### What the exercise asks
Reproduce, unchanged, the lines below from the one containing "scale-bar-d-inset: 100 μm" through the end of the entries, including both the first and the last of these lines.

### Rows from a dataset
────────────────────────────────────────

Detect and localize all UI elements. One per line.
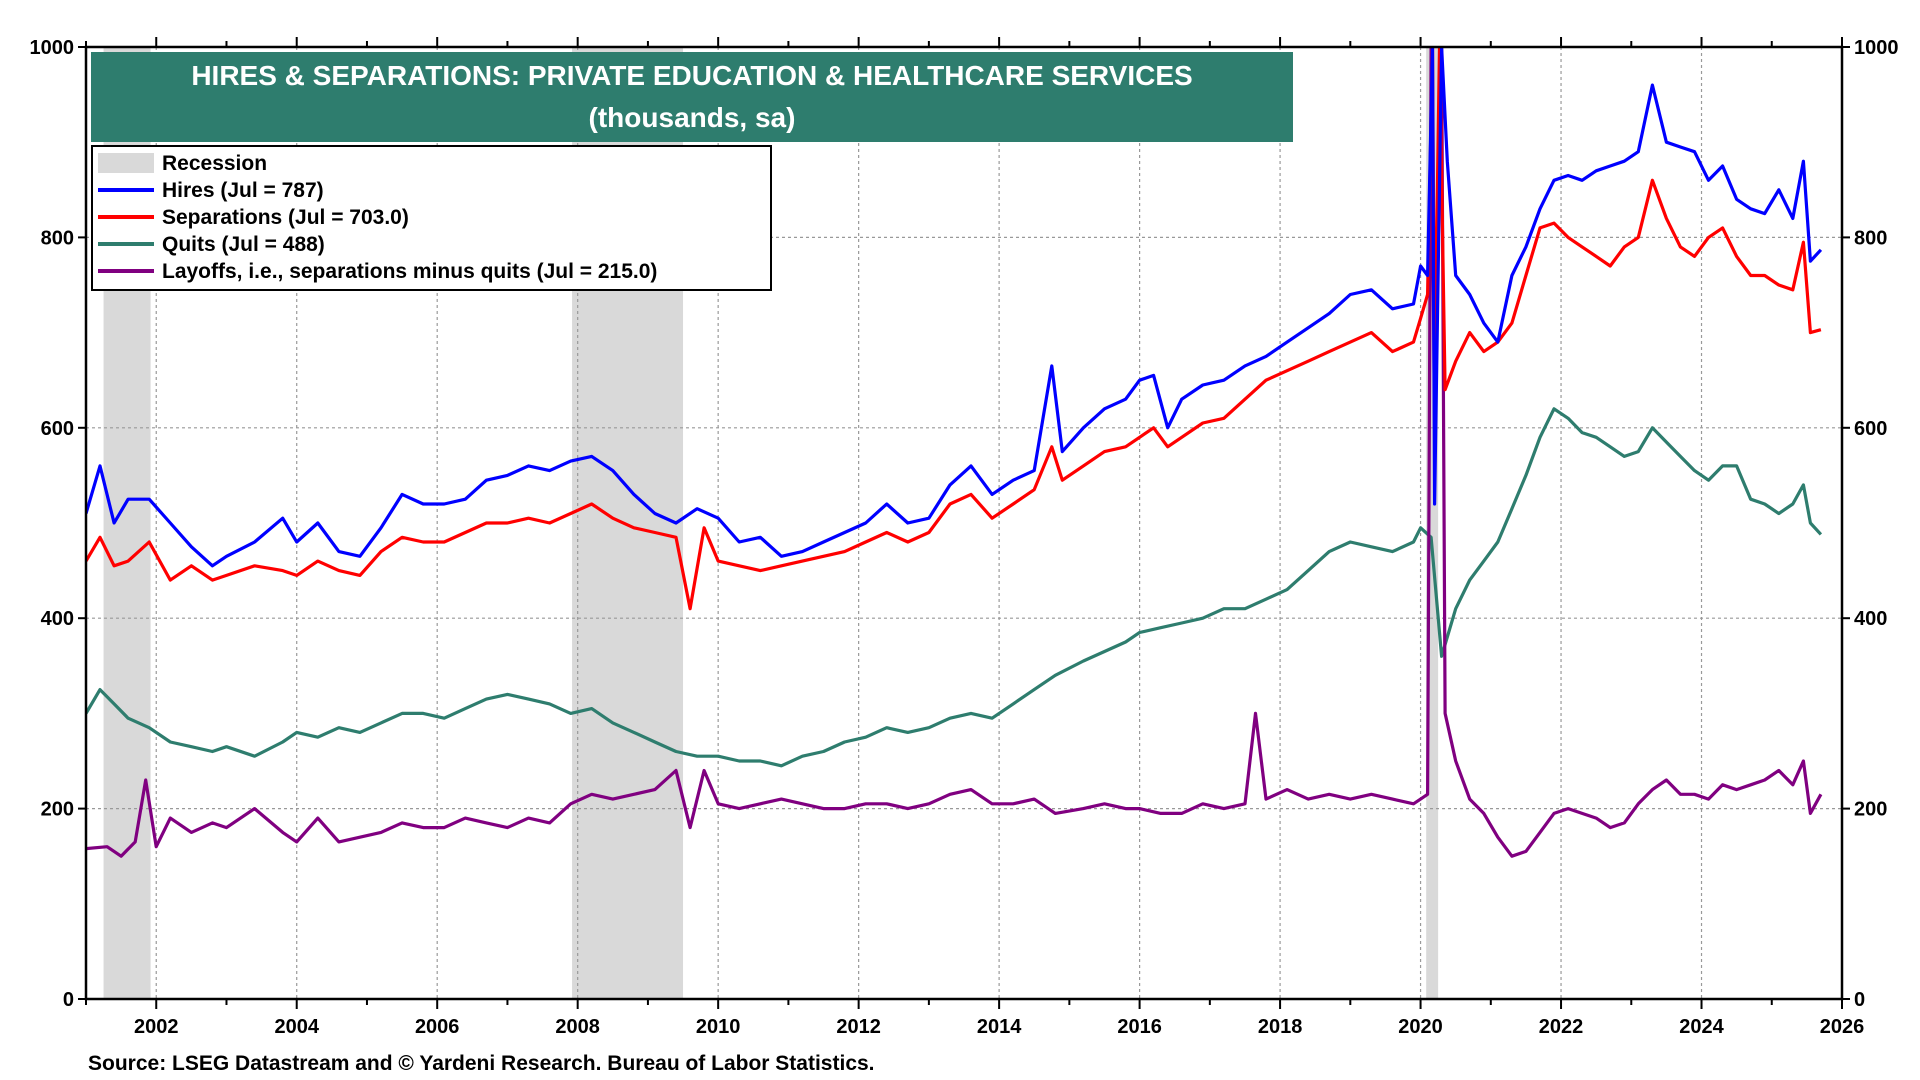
- y-tick-label-left: 1000: [30, 37, 75, 59]
- y-tick-label-right: 400: [1854, 608, 1887, 630]
- series-line-quits: [86, 407, 1823, 768]
- plot-frame: [84, 45, 1844, 1001]
- legend: Recession Hires (Jul = 787) Separations (J…: [91, 145, 772, 291]
- y-tick-label-right: 600: [1854, 418, 1887, 440]
- chart-title: HIRES & SEPARATIONS: PRIVATE EDUCATION &…: [191, 60, 1192, 91]
- x-tick-label: 2014: [977, 1016, 1022, 1038]
- legend-label: Separations (Jul = 703.0): [162, 206, 409, 229]
- chart-subtitle: (thousands, sa): [589, 102, 796, 133]
- x-tick-label: 2012: [836, 1016, 881, 1038]
- series-line-layoffs: [86, 47, 1823, 858]
- legend-label: Layoffs, i.e., separations minus quits (…: [162, 260, 657, 283]
- x-tick-label: 2002: [134, 1016, 179, 1038]
- y-tick-label-right: 0: [1854, 989, 1865, 1011]
- x-tick-label: 2006: [415, 1016, 460, 1038]
- series-line-separations: [86, 47, 1822, 611]
- legend-label: Recession: [162, 152, 267, 175]
- axis-ticks: 0 200 400 600 800 1000 0 200 400 600 800 1000 2002 20…: [30, 37, 1899, 1038]
- x-tick-label: 2020: [1398, 1016, 1443, 1038]
- y-tick-label-right: 200: [1854, 799, 1887, 821]
- x-tick-label: 2008: [555, 1016, 600, 1038]
- x-tick-label: 2022: [1539, 1016, 1584, 1038]
- y-tick-label-left: 600: [41, 418, 74, 440]
- recession-band-3: [1426, 47, 1439, 999]
- y-tick-label-left: 400: [41, 608, 74, 630]
- legend-label: Hires (Jul = 787): [162, 179, 324, 202]
- x-tick-label: 2026: [1820, 1016, 1865, 1038]
- x-tick-label: 2016: [1117, 1016, 1162, 1038]
- x-tick-label: 2004: [274, 1016, 319, 1038]
- legend-box: [91, 145, 772, 291]
- y-tick-label-left: 800: [41, 227, 74, 249]
- y-tick-label-left: 200: [41, 799, 74, 821]
- legend-swatch-recession: [98, 153, 154, 173]
- x-tick-label: 2024: [1679, 1016, 1724, 1038]
- source-note: Source: LSEG Datastream and © Yardeni Re…: [88, 1052, 875, 1075]
- y-tick-label-right: 1000: [1854, 37, 1899, 59]
- x-tick-label: 2018: [1258, 1016, 1303, 1038]
- x-tick-label: 2010: [696, 1016, 741, 1038]
- y-tick-label-left: 0: [63, 989, 74, 1011]
- series-lines: [86, 47, 1823, 858]
- title-banner: [91, 52, 1293, 142]
- legend-label: Quits (Jul = 488): [162, 233, 325, 256]
- series-line-hires: [86, 47, 1823, 568]
- gridlines: [86, 47, 1842, 999]
- y-tick-label-right: 800: [1854, 227, 1887, 249]
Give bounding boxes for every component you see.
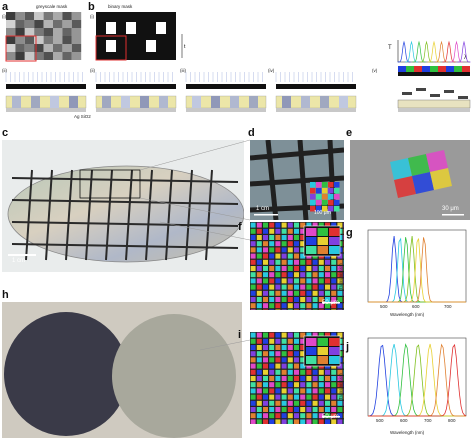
scale-bar-d-inset: 100 μm xyxy=(314,210,331,216)
j-ylabel: Transmission xyxy=(338,373,343,400)
wafer-photo-c: 1 cm xyxy=(2,140,244,272)
panel-label-h: h xyxy=(2,289,9,301)
panel-label-a: a xyxy=(2,1,9,13)
panel-label-b: b xyxy=(88,1,95,13)
panel-label-e: e xyxy=(346,127,353,139)
wafers-photo-h xyxy=(2,302,242,438)
lambda-axis-label: λ xyxy=(464,55,467,61)
svg-text:t: t xyxy=(184,44,186,50)
t-axis-label: T xyxy=(388,45,392,51)
g-xlabel: Wavelength (nm) xyxy=(390,312,425,317)
greyscale-highlight xyxy=(5,35,37,62)
binary-mask-title: binary mask xyxy=(108,4,133,9)
j-tick-700: 700 xyxy=(424,418,432,423)
step-label-i-b: (i) xyxy=(90,14,94,19)
g-tick-600: 600 xyxy=(412,304,420,309)
g-tick-700: 700 xyxy=(444,304,452,309)
chart-j xyxy=(367,337,467,417)
panel-label-c: c xyxy=(2,127,9,139)
j-tick-800: 800 xyxy=(448,418,456,423)
step-label-i-a: (i) xyxy=(2,14,6,19)
scale-bar-f: 50 μm xyxy=(322,300,339,306)
panel-label-f: f xyxy=(238,221,242,233)
ag-sio2-label: Ag SiO2 xyxy=(74,114,91,119)
color-array-f: 50 μm xyxy=(250,222,344,310)
panel-label-i: i xyxy=(238,329,242,341)
greyscale-mask xyxy=(6,12,82,60)
step-label-iv: (iv) xyxy=(268,68,275,73)
j-xlabel: Wavelength (nm) xyxy=(390,430,425,435)
panel-label-d: d xyxy=(248,127,255,139)
chart-g xyxy=(367,229,467,303)
g-tick-500: 500 xyxy=(380,304,388,309)
panel-label-j: j xyxy=(346,341,350,353)
step-label-iii: (iii) xyxy=(180,68,186,73)
panel-label-g: g xyxy=(346,227,353,239)
wafer-zoom-photo-d: 1 cm 100 μm xyxy=(250,140,344,220)
step-label-v: (v) xyxy=(372,68,378,73)
color-array-i: 50 μm xyxy=(250,332,344,424)
scale-bar-i: 50 μm xyxy=(322,414,339,420)
sem-image-e: 30 μm xyxy=(350,140,470,220)
greyscale-mask-title: greyscale mask xyxy=(36,4,68,9)
j-tick-500: 500 xyxy=(376,418,384,423)
step-label-ii-a: (ii) xyxy=(2,68,7,73)
g-ylabel: Transmission xyxy=(338,263,343,290)
scale-bar-e: 30 μm xyxy=(442,206,459,212)
scale-bar-d: 1 cm xyxy=(256,206,270,212)
scale-bar-c: 1 cm xyxy=(12,258,26,264)
step-label-ii-b: (ii) xyxy=(90,68,95,73)
top-schematic: t xyxy=(5,12,471,112)
j-tick-600: 600 xyxy=(400,418,408,423)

────────────────────────────────────────

### The result
scale-bar-d-inset: 100 μm xyxy=(314,210,331,216)
j-ylabel: Transmission xyxy=(338,373,343,400)
wafer-photo-c: 1 cm xyxy=(2,140,244,272)
panel-label-h: h xyxy=(2,289,9,301)
panel-label-a: a xyxy=(2,1,9,13)
panel-label-b: b xyxy=(88,1,95,13)
panel-label-e: e xyxy=(346,127,353,139)
wafers-photo-h xyxy=(2,302,242,438)
lambda-axis-label: λ xyxy=(464,55,467,61)
svg-text:t: t xyxy=(184,44,186,50)
t-axis-label: T xyxy=(388,45,392,51)
g-xlabel: Wavelength (nm) xyxy=(390,312,425,317)
greyscale-highlight xyxy=(5,35,37,62)
binary-mask-title: binary mask xyxy=(108,4,133,9)
j-tick-700: 700 xyxy=(424,418,432,423)
step-label-i-b: (i) xyxy=(90,14,94,19)
g-tick-600: 600 xyxy=(412,304,420,309)
g-tick-700: 700 xyxy=(444,304,452,309)
chart-j xyxy=(367,337,467,417)
panel-label-c: c xyxy=(2,127,9,139)
j-tick-800: 800 xyxy=(448,418,456,423)
step-label-i-a: (i) xyxy=(2,14,6,19)
scale-bar-f: 50 μm xyxy=(322,300,339,306)
panel-label-f: f xyxy=(238,221,242,233)
ag-sio2-label: Ag SiO2 xyxy=(74,114,91,119)
color-array-f: 50 μm xyxy=(250,222,344,310)
panel-label-i: i xyxy=(238,329,242,341)
greyscale-mask xyxy=(6,12,82,60)
step-label-iv: (iv) xyxy=(268,68,275,73)
j-xlabel: Wavelength (nm) xyxy=(390,430,425,435)
panel-label-d: d xyxy=(248,127,255,139)
chart-g xyxy=(367,229,467,303)
g-tick-500: 500 xyxy=(380,304,388,309)
panel-label-j: j xyxy=(346,341,350,353)
step-label-iii: (iii) xyxy=(180,68,186,73)
panel-label-g: g xyxy=(346,227,353,239)
wafer-zoom-photo-d: 1 cm 100 μm xyxy=(250,140,344,220)
step-label-v: (v) xyxy=(372,68,378,73)
color-array-i: 50 μm xyxy=(250,332,344,424)
scale-bar-i: 50 μm xyxy=(322,414,339,420)
sem-image-e: 30 μm xyxy=(350,140,470,220)
greyscale-mask-title: greyscale mask xyxy=(36,4,68,9)
j-tick-500: 500 xyxy=(376,418,384,423)
step-label-ii-a: (ii) xyxy=(2,68,7,73)
g-ylabel: Transmission xyxy=(338,263,343,290)
scale-bar-e: 30 μm xyxy=(442,206,459,212)
scale-bar-d: 1 cm xyxy=(256,206,270,212)
scale-bar-c: 1 cm xyxy=(12,258,26,264)
step-label-ii-b: (ii) xyxy=(90,68,95,73)
top-schematic: t xyxy=(5,12,471,112)
j-tick-600: 600 xyxy=(400,418,408,423)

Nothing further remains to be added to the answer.